# Supplied records
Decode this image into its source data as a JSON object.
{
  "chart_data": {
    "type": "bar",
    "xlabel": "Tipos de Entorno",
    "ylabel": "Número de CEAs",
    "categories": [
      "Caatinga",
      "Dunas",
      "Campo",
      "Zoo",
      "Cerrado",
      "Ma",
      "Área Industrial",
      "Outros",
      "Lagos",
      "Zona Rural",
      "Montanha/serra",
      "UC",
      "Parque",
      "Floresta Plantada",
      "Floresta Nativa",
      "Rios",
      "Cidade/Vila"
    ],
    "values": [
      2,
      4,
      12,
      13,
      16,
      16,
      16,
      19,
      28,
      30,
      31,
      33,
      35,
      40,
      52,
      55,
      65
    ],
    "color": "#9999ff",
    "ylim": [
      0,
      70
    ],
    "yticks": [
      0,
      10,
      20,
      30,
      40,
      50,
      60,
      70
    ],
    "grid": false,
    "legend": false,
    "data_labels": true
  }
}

# Exercise aim
Write out the records above again, keeping each one identical to the original.

# Reply to the exercise
Decode this image into its source data as a JSON object.
{
  "chart_data": {
    "type": "bar",
    "xlabel": "Tipos de Entorno",
    "ylabel": "Número de CEAs",
    "categories": [
      "Caatinga",
      "Dunas",
      "Campo",
      "Zoo",
      "Cerrado",
      "Ma",
      "Área Industrial",
      "Outros",
      "Lagos",
      "Zona Rural",
      "Montanha/serra",
      "UC",
      "Parque",
      "Floresta Plantada",
      "Floresta Nativa",
      "Rios",
      "Cidade/Vila"
    ],
    "values": [
      2,
      4,
      12,
      13,
      16,
      16,
      16,
      19,
      28,
      30,
      31,
      33,
      35,
      40,
      52,
      55,
      65
    ],
    "color": "#9999ff",
    "ylim": [
      0,
      70
    ],
    "yticks": [
      0,
      10,
      20,
      30,
      40,
      50,
      60,
      70
    ],
    "grid": false,
    "legend": false,
    "data_labels": true
  }
}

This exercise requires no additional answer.